EXERCISE PROMPT
Looking at the data below, count the lines that contain the string "object". Write only the total.
#####
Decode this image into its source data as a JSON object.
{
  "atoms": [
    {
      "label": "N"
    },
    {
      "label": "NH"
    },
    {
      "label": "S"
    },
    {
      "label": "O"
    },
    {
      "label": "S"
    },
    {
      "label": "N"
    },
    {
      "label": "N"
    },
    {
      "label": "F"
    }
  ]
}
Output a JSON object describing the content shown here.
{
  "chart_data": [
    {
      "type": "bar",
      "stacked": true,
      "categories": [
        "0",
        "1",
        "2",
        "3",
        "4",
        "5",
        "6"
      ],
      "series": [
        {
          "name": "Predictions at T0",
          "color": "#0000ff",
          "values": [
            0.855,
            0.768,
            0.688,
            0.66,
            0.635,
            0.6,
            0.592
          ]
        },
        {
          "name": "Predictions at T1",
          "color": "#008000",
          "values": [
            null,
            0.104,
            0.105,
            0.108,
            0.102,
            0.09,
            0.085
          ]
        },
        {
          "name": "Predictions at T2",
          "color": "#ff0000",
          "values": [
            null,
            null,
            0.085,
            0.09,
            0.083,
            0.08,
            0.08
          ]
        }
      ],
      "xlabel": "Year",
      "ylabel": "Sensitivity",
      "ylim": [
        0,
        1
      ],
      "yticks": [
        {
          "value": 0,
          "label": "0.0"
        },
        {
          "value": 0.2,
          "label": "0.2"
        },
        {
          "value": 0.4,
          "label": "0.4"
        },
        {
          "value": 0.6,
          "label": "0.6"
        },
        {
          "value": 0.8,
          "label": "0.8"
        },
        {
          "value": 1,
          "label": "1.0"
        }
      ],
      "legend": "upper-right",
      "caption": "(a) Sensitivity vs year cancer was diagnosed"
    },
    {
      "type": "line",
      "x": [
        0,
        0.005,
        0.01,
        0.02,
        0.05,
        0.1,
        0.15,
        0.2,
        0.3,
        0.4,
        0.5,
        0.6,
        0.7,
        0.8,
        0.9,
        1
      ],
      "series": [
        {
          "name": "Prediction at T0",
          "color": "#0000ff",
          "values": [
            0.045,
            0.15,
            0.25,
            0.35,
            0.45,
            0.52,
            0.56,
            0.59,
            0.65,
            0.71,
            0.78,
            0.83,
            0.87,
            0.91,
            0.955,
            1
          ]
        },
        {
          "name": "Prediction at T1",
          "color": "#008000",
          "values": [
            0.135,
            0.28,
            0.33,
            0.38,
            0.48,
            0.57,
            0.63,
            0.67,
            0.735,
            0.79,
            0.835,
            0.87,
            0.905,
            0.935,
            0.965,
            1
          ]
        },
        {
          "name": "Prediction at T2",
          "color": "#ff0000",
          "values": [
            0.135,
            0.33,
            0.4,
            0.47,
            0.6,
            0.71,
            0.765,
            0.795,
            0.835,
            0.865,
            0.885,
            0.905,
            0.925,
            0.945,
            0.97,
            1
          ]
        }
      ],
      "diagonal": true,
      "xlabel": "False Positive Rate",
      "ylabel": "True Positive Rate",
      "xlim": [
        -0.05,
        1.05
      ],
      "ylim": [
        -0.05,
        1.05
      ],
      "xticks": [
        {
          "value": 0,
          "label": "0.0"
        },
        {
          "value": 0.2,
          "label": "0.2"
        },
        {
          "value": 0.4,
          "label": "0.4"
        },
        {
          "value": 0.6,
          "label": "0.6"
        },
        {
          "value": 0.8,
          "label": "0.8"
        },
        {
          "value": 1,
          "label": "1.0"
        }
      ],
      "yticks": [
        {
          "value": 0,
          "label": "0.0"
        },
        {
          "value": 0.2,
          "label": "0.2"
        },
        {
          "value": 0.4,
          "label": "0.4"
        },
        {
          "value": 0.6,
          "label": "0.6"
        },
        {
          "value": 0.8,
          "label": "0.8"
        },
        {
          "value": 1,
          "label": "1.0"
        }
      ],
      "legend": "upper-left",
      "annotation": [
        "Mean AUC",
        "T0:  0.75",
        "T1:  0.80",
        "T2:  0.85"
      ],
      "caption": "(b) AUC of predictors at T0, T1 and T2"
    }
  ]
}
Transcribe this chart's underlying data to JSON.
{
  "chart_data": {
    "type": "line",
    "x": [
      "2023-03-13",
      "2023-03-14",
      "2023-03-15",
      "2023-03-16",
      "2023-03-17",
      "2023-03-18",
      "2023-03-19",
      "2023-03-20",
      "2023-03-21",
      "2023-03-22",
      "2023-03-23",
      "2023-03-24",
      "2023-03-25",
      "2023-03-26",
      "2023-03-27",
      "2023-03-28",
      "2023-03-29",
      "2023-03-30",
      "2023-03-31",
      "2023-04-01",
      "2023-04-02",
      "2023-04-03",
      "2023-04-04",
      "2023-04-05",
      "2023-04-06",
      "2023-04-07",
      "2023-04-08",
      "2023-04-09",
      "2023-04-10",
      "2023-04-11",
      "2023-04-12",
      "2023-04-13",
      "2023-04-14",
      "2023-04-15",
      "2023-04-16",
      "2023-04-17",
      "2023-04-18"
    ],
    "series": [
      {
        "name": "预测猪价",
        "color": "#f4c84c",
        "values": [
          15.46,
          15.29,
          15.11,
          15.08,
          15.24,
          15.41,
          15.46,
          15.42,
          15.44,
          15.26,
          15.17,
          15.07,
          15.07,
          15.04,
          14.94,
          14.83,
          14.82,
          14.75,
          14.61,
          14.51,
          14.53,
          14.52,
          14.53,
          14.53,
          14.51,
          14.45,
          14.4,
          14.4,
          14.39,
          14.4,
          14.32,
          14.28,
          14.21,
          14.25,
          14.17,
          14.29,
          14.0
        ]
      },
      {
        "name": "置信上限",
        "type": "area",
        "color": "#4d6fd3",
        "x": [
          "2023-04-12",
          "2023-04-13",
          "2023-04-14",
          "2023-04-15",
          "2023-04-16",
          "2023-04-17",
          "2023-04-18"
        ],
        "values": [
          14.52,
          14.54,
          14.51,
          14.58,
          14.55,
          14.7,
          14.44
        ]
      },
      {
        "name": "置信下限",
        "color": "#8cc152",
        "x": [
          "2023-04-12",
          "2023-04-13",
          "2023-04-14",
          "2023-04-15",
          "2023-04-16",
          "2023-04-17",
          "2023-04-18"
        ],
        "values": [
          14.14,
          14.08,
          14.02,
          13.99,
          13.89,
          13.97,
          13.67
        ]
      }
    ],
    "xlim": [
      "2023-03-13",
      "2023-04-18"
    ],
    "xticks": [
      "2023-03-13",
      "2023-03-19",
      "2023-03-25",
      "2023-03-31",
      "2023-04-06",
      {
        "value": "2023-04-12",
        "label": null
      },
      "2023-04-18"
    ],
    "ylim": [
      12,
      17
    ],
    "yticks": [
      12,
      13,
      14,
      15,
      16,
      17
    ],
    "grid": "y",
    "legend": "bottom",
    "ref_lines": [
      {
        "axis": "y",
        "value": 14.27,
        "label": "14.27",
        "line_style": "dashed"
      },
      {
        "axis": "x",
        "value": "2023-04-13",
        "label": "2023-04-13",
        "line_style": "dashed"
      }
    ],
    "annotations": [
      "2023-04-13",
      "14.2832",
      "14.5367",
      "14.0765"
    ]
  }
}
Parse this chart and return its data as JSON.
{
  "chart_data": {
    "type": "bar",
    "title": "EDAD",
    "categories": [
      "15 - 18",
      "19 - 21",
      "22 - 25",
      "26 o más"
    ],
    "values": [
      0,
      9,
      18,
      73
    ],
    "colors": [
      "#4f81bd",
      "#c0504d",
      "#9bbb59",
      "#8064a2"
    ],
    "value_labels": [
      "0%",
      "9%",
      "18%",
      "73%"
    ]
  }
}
#####
OUTPUT FOR THIS EXERCISE
2